Written problem: Check each line of the listing for the word "необходимого" and give only the number of lines that have it.

(Raw records)
######
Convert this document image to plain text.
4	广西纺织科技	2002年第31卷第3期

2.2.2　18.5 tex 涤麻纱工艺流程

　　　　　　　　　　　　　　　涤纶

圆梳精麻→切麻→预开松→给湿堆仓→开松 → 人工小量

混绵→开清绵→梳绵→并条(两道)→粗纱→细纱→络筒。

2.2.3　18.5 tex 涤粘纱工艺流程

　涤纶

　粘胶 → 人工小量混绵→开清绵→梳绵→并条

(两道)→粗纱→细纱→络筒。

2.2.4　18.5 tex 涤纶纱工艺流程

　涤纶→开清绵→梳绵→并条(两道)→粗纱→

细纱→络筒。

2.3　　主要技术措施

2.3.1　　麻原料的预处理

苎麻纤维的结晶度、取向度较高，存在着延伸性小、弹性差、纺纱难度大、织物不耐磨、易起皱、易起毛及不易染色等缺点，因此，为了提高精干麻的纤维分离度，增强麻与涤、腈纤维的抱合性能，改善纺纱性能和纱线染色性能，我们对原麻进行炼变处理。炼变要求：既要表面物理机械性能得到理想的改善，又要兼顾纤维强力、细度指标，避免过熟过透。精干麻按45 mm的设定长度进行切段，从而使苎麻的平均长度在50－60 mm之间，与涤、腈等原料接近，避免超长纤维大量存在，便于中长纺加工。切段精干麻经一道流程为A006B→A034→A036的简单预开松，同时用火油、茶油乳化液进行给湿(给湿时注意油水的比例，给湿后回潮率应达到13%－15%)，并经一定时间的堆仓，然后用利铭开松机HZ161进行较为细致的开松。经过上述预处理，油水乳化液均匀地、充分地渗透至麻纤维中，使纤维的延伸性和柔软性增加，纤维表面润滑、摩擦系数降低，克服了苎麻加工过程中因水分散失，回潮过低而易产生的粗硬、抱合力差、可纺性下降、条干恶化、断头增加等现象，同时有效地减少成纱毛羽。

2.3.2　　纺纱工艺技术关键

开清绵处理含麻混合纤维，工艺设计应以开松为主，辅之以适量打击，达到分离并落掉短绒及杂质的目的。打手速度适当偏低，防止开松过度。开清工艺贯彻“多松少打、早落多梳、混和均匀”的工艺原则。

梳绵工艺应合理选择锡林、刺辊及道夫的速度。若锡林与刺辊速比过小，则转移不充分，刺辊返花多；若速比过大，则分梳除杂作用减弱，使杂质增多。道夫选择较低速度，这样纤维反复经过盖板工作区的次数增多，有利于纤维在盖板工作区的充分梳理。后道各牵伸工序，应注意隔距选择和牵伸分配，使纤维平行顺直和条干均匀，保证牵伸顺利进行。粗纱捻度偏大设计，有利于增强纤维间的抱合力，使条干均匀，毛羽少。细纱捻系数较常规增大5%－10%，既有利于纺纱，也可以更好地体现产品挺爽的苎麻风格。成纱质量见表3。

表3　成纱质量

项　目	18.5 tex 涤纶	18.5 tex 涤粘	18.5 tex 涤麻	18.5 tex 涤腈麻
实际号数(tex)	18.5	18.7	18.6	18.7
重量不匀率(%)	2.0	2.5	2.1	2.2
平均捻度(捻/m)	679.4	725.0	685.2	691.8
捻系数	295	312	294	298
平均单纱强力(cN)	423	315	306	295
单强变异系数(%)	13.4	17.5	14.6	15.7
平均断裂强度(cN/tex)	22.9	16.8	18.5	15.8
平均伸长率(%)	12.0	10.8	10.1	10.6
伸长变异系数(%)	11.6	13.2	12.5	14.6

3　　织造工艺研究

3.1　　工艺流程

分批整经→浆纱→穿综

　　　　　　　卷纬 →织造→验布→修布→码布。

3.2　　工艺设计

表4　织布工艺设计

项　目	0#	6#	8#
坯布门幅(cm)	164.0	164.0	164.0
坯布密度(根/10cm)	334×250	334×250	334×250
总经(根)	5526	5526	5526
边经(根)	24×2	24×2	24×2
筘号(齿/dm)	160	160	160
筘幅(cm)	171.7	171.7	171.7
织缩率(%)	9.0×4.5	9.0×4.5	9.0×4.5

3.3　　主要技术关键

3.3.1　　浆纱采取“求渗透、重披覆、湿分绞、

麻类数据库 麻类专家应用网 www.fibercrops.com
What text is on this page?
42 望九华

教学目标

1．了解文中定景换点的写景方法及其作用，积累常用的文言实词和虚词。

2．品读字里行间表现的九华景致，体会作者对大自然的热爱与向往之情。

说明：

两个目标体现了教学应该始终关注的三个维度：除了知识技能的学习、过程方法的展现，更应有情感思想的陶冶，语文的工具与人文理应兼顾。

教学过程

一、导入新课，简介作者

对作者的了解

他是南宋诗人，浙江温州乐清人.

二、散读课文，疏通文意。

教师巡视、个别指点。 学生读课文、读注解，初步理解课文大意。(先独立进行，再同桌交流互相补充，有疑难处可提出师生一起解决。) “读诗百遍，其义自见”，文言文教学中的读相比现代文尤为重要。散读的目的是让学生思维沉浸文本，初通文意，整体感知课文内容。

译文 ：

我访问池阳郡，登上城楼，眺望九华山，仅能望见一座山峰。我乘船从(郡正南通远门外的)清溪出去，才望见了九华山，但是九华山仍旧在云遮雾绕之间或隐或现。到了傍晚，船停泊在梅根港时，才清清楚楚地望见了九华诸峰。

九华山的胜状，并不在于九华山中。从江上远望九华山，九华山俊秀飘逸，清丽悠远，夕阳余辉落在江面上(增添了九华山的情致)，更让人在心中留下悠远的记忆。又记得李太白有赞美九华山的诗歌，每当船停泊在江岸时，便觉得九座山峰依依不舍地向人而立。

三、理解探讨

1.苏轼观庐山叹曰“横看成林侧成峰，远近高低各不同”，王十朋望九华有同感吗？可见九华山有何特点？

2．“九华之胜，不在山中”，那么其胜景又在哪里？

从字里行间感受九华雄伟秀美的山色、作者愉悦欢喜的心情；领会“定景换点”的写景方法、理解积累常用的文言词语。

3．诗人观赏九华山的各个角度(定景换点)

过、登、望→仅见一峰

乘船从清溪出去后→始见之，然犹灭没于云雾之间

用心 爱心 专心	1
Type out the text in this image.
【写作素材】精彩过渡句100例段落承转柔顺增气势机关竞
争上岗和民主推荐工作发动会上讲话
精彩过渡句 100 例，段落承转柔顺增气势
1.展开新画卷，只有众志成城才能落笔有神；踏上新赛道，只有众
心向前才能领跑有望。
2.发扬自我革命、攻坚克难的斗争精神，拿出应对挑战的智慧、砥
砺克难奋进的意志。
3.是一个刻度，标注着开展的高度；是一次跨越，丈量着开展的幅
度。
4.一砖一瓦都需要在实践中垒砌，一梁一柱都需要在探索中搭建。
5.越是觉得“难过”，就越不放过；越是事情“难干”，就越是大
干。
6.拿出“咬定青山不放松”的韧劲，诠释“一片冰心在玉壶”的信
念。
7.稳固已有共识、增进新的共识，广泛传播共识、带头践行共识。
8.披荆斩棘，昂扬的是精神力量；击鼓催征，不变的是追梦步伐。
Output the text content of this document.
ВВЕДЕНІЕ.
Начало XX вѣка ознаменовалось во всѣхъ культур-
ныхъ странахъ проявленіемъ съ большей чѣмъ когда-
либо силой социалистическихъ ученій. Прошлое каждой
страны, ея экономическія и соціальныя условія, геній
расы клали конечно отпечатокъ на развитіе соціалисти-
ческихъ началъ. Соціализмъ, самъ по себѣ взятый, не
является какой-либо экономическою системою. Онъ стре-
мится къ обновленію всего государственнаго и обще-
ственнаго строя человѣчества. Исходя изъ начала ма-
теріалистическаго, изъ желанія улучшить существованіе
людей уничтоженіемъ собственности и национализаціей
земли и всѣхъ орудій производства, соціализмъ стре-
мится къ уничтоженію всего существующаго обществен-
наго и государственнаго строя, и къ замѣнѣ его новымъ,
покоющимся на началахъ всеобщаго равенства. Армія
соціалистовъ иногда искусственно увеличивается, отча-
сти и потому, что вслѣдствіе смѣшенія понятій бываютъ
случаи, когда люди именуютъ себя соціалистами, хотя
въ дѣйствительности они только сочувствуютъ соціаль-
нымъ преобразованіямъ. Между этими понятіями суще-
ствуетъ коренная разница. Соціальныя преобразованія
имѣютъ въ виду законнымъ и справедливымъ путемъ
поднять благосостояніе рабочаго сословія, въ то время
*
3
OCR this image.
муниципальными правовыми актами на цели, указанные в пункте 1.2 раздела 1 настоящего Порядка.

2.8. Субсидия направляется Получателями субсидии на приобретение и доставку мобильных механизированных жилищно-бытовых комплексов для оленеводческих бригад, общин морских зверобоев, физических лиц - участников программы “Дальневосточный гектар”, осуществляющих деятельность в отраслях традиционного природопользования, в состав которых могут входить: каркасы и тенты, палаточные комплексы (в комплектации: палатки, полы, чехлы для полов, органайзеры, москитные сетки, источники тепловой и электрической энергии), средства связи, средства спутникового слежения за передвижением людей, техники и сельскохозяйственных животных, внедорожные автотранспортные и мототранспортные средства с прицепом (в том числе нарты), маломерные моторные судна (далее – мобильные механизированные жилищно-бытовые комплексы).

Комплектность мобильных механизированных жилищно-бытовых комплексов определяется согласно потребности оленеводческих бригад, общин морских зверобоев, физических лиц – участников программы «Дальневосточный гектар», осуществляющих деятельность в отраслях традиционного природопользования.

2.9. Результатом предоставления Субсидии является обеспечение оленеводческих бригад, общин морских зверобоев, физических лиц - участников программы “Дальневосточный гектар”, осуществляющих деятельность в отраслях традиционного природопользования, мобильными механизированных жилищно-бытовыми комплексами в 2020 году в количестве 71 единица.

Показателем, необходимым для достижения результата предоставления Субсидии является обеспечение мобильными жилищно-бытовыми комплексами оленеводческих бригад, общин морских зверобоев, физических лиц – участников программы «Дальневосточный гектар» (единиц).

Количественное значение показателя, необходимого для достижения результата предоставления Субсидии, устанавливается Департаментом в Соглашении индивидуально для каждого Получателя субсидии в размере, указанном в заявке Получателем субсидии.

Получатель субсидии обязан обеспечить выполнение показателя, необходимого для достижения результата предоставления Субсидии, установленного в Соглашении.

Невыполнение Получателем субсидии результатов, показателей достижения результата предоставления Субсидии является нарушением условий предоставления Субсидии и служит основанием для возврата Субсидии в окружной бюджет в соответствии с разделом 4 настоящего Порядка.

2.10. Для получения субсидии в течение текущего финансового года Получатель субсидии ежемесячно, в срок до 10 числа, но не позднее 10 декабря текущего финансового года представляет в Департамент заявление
######
Response to this task: 2